┌──

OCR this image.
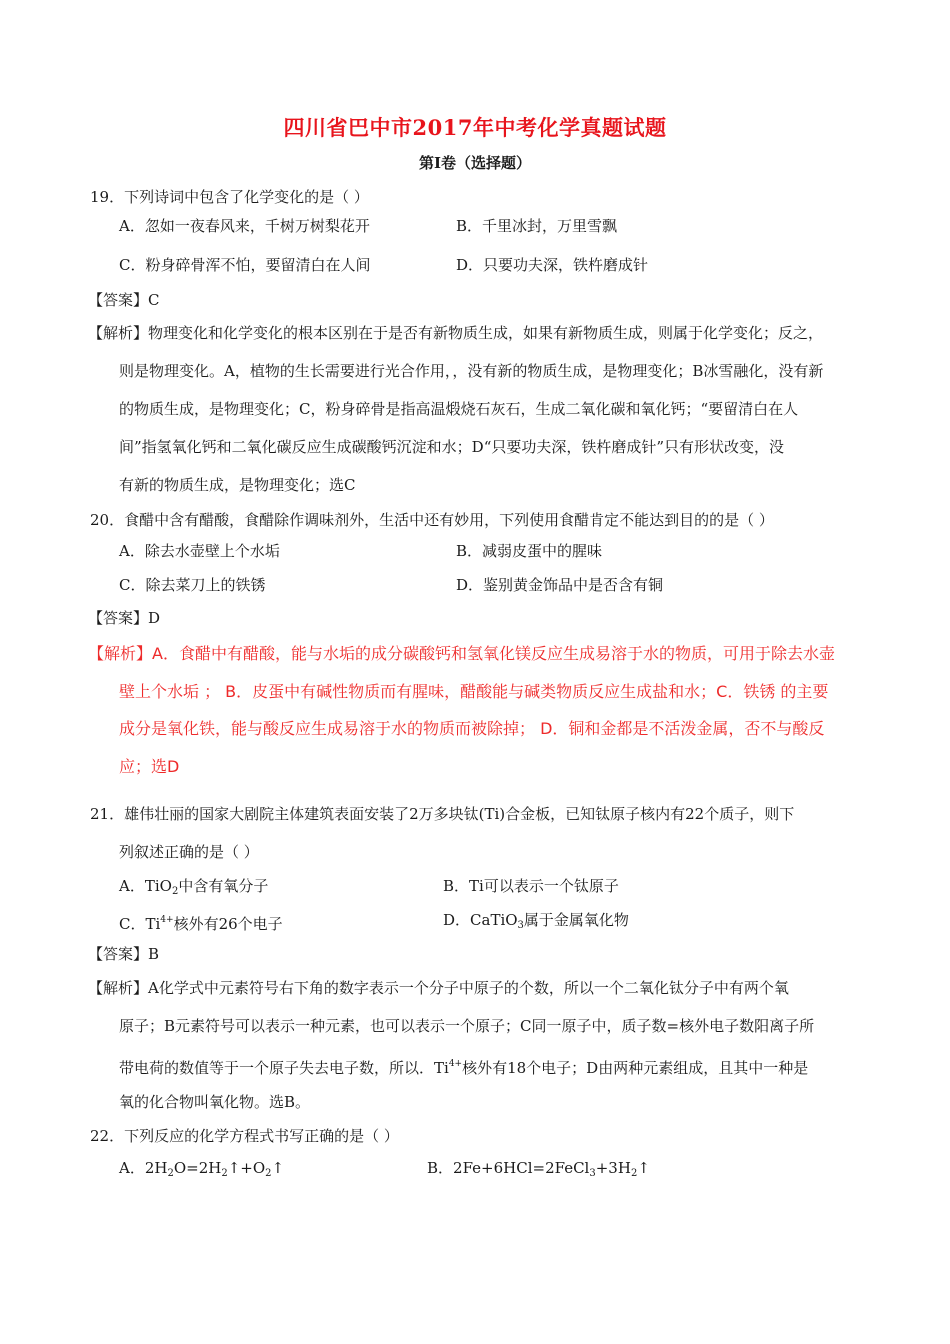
四川省巴中市2017年中考化学真题试题
第Ⅰ卷（选择题）
19．下列诗词中包含了化学变化的是（ ）
A．忽如一夜春风来，千树万树梨花开	B．千里冰封，万里雪飘
C．粉身碎骨浑不怕，要留清白在人间	D．只要功夫深，铁杵磨成针
【答案】C
【解析】物理变化和化学变化的根本区别在于是否有新物质生成，如果有新物质生成，则属于化学变化；反之，
则是物理变化。A，植物的生长需要进行光合作用，，没有新的物质生成，是物理变化；B冰雪融化，没有新
的物质生成，是物理变化；C，粉身碎骨是指高温煅烧石灰石，生成二氧化碳和氧化钙；“要留清白在人
间”指氢氧化钙和二氧化碳反应生成碳酸钙沉淀和水；D“只要功夫深，铁杵磨成针”只有形状改变，没
有新的物质生成，是物理变化；选C
20．食醋中含有醋酸，食醋除作调味剂外，生活中还有妙用，下列使用食醋肯定不能达到目的的是（ ）
A．除去水壶壁上个水垢	B．减弱皮蛋中的腥味
C．除去菜刀上的铁锈	D．鉴别黄金饰品中是否含有铜
【答案】D
【解析】A．食醋中有醋酸，能与水垢的成分碳酸钙和氢氧化镁反应生成易溶于水的物质，可用于除去水壶
壁上个水垢 ； B．皮蛋中有碱性物质而有腥味，醋酸能与碱类物质反应生成盐和水；C．铁锈 的主要
成分是氧化铁，能与酸反应生成易溶于水的物质而被除掉； D．铜和金都是不活泼金属，否不与酸反
应；选D
21．雄伟壮丽的国家大剧院主体建筑表面安装了2万多块钛(Ti)合金板，已知钛原子核内有22个质子，则下
列叙述正确的是（ ）
A．TiO$_2$中含有氧分子	B．Ti可以表示一个钛原子
C．$Ti^{4+}$核外有26个电子	D．CaTiO$_3$属于金属氧化物
【答案】B
【解析】A化学式中元素符号右下角的数字表示一个分子中原子的个数，所以一个二氧化钛分子中有两个氧
原子；B元素符号可以表示一种元素，也可以表示一个原子；C同一原子中，质子数=核外电子数阳离子所
带电荷的数值等于一个原子失去电子数，所以．$Ti^{4+}$核外有18个电子；D由两种元素组成，且其中一种是
氧的化合物叫氧化物。选B。
22．下列反应的化学方程式书写正确的是（ ）
A．$2H_2O=2H_2↑+O_2↑$	B．$2Fe+6HCl=2FeCl_3+3H_2↑$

└──

=== PROBLEM DESCRIPTION ===
Scan the listing above for the word "只要功夫深" and show each line where it is found.

=== FINAL ANSWER ===
C．粉身碎骨浑不怕，要留清白在人间	D．只要功夫深，铁杵磨成针
间”指氢氧化钙和二氧化碳反应生成碳酸钙沉淀和水；D“只要功夫深，铁杵磨成针”只有形状改变，没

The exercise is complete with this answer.